[Data Boundary: Start]

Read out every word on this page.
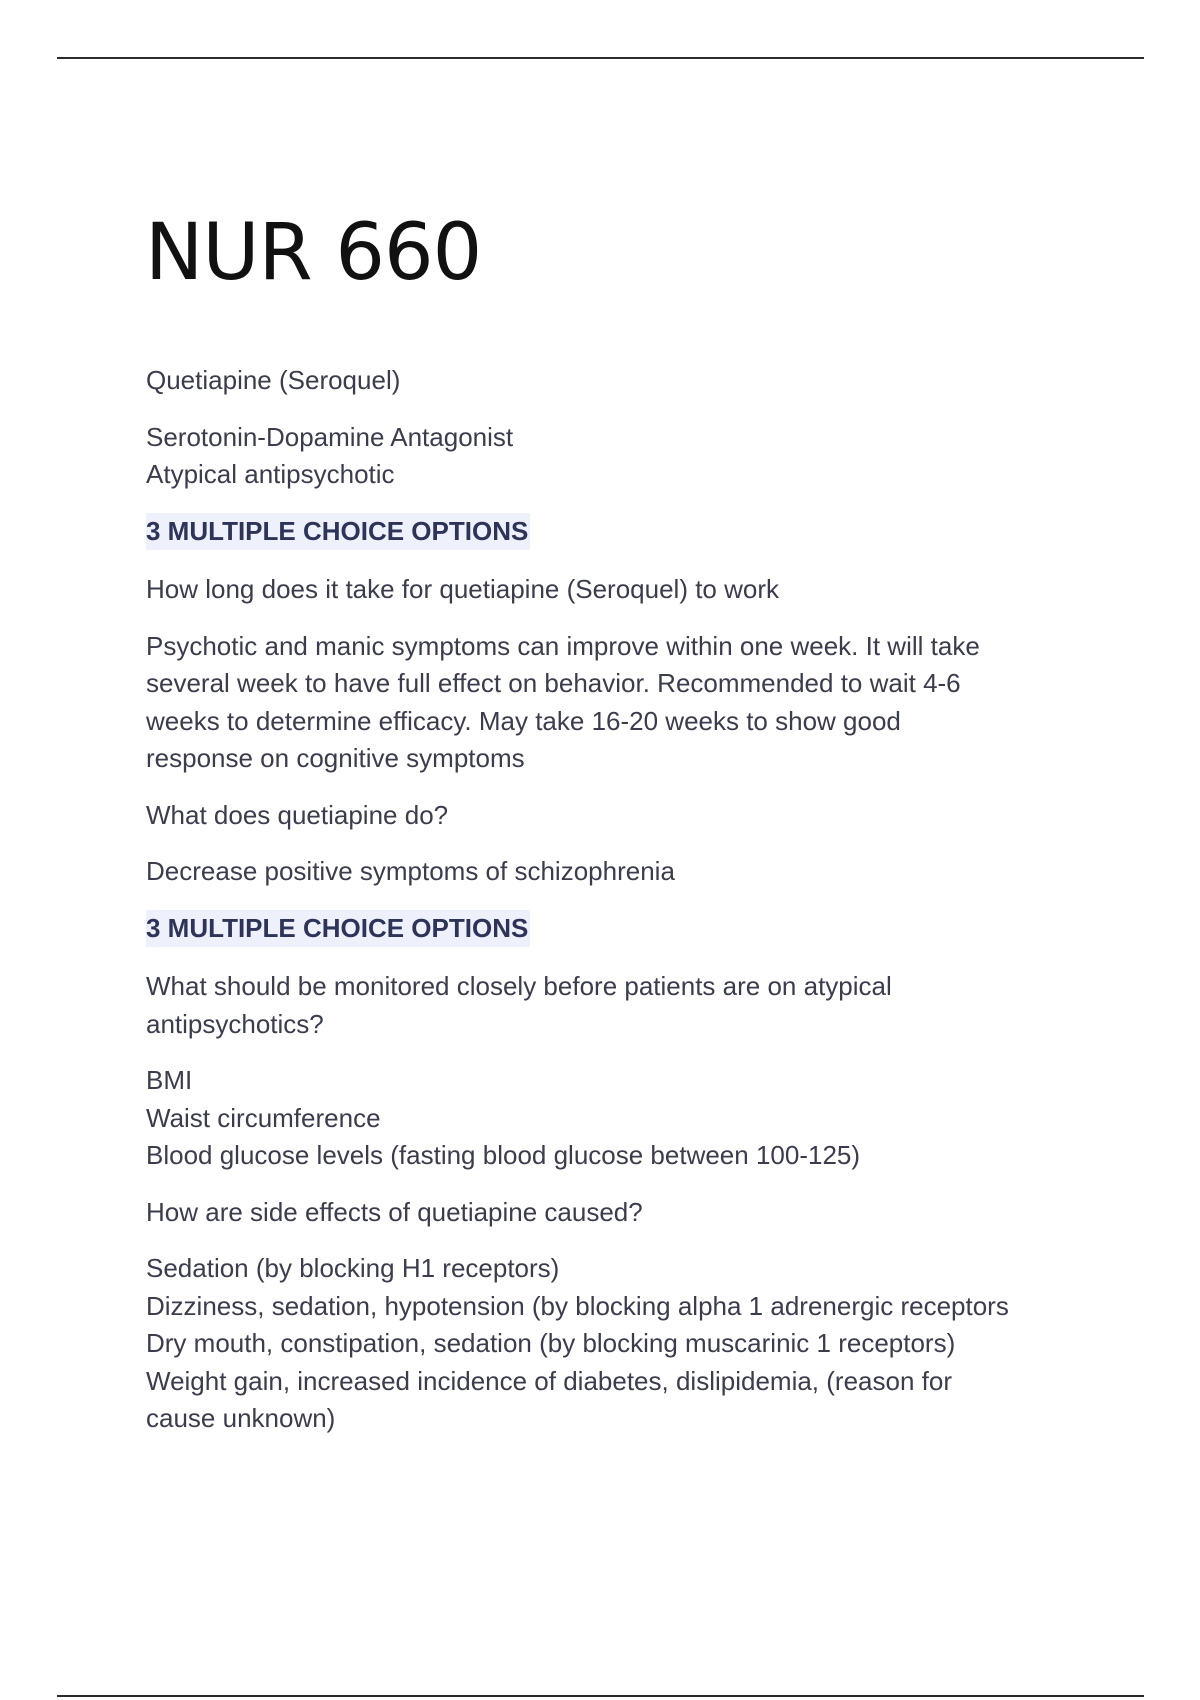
NUR 660
Quetiapine (Seroquel)
Serotonin-Dopamine Antagonist
Atypical antipsychotic
3 MULTIPLE CHOICE OPTIONS
How long does it take for quetiapine (Seroquel) to work
Psychotic and manic symptoms can improve within one week. It will take
several week to have full effect on behavior. Recommended to wait 4-6
weeks to determine efficacy. May take 16-20 weeks to show good
response on cognitive symptoms
What does quetiapine do?
Decrease positive symptoms of schizophrenia
3 MULTIPLE CHOICE OPTIONS
What should be monitored closely before patients are on atypical
antipsychotics?
BMI
Waist circumference
Blood glucose levels (fasting blood glucose between 100-125)
How are side effects of quetiapine caused?
Sedation (by blocking H1 receptors)
Dizziness, sedation, hypotension (by blocking alpha 1 adrenergic receptors
Dry mouth, constipation, sedation (by blocking muscarinic 1 receptors)
Weight gain, increased incidence of diabetes, dislipidemia, (reason for
cause unknown)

[Data Boundary: End]

• Task directions: Output each record precisely as it appears, and drop every picture.

• Output of the exercise:
Read out every word on this page.
NUR 660
Quetiapine (Seroquel)
Serotonin-Dopamine Antagonist
Atypical antipsychotic
3 MULTIPLE CHOICE OPTIONS
How long does it take for quetiapine (Seroquel) to work
Psychotic and manic symptoms can improve within one week. It will take
several week to have full effect on behavior. Recommended to wait 4-6
weeks to determine efficacy. May take 16-20 weeks to show good
response on cognitive symptoms
What does quetiapine do?
Decrease positive symptoms of schizophrenia
3 MULTIPLE CHOICE OPTIONS
What should be monitored closely before patients are on atypical
antipsychotics?
BMI
Waist circumference
Blood glucose levels (fasting blood glucose between 100-125)
How are side effects of quetiapine caused?
Sedation (by blocking H1 receptors)
Dizziness, sedation, hypotension (by blocking alpha 1 adrenergic receptors
Dry mouth, constipation, sedation (by blocking muscarinic 1 receptors)
Weight gain, increased incidence of diabetes, dislipidemia, (reason for
cause unknown)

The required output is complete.